### Stored data
****

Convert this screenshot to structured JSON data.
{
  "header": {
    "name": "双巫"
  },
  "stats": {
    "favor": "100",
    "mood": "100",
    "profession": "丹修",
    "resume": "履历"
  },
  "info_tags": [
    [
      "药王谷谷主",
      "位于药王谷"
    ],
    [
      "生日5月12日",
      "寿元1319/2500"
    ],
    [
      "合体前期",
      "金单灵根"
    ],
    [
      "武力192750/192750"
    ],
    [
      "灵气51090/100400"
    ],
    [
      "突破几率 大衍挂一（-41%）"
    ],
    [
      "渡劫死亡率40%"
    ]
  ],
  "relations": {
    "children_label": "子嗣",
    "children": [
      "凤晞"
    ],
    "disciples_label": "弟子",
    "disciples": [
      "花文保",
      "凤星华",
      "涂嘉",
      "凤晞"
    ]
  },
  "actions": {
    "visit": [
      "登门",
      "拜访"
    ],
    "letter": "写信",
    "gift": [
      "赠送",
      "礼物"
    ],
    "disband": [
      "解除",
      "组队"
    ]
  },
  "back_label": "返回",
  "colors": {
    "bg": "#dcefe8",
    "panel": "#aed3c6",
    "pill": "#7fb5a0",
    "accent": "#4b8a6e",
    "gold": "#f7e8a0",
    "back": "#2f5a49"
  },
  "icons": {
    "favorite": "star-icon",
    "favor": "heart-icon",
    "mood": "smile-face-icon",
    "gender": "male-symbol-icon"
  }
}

****

### Direction
Repeat each record exactly, leaving nothing out.

### Full response
Convert this screenshot to structured JSON data.
{
  "header": {
    "name": "双巫"
  },
  "stats": {
    "favor": "100",
    "mood": "100",
    "profession": "丹修",
    "resume": "履历"
  },
  "info_tags": [
    [
      "药王谷谷主",
      "位于药王谷"
    ],
    [
      "生日5月12日",
      "寿元1319/2500"
    ],
    [
      "合体前期",
      "金单灵根"
    ],
    [
      "武力192750/192750"
    ],
    [
      "灵气51090/100400"
    ],
    [
      "突破几率 大衍挂一（-41%）"
    ],
    [
      "渡劫死亡率40%"
    ]
  ],
  "relations": {
    "children_label": "子嗣",
    "children": [
      "凤晞"
    ],
    "disciples_label": "弟子",
    "disciples": [
      "花文保",
      "凤星华",
      "涂嘉",
      "凤晞"
    ]
  },
  "actions": {
    "visit": [
      "登门",
      "拜访"
    ],
    "letter": "写信",
    "gift": [
      "赠送",
      "礼物"
    ],
    "disband": [
      "解除",
      "组队"
    ]
  },
  "back_label": "返回",
  "colors": {
    "bg": "#dcefe8",
    "panel": "#aed3c6",
    "pill": "#7fb5a0",
    "accent": "#4b8a6e",
    "gold": "#f7e8a0",
    "back": "#2f5a49"
  },
  "icons": {
    "favorite": "star-icon",
    "favor": "heart-icon",
    "mood": "smile-face-icon",
    "gender": "male-symbol-icon"
  }
}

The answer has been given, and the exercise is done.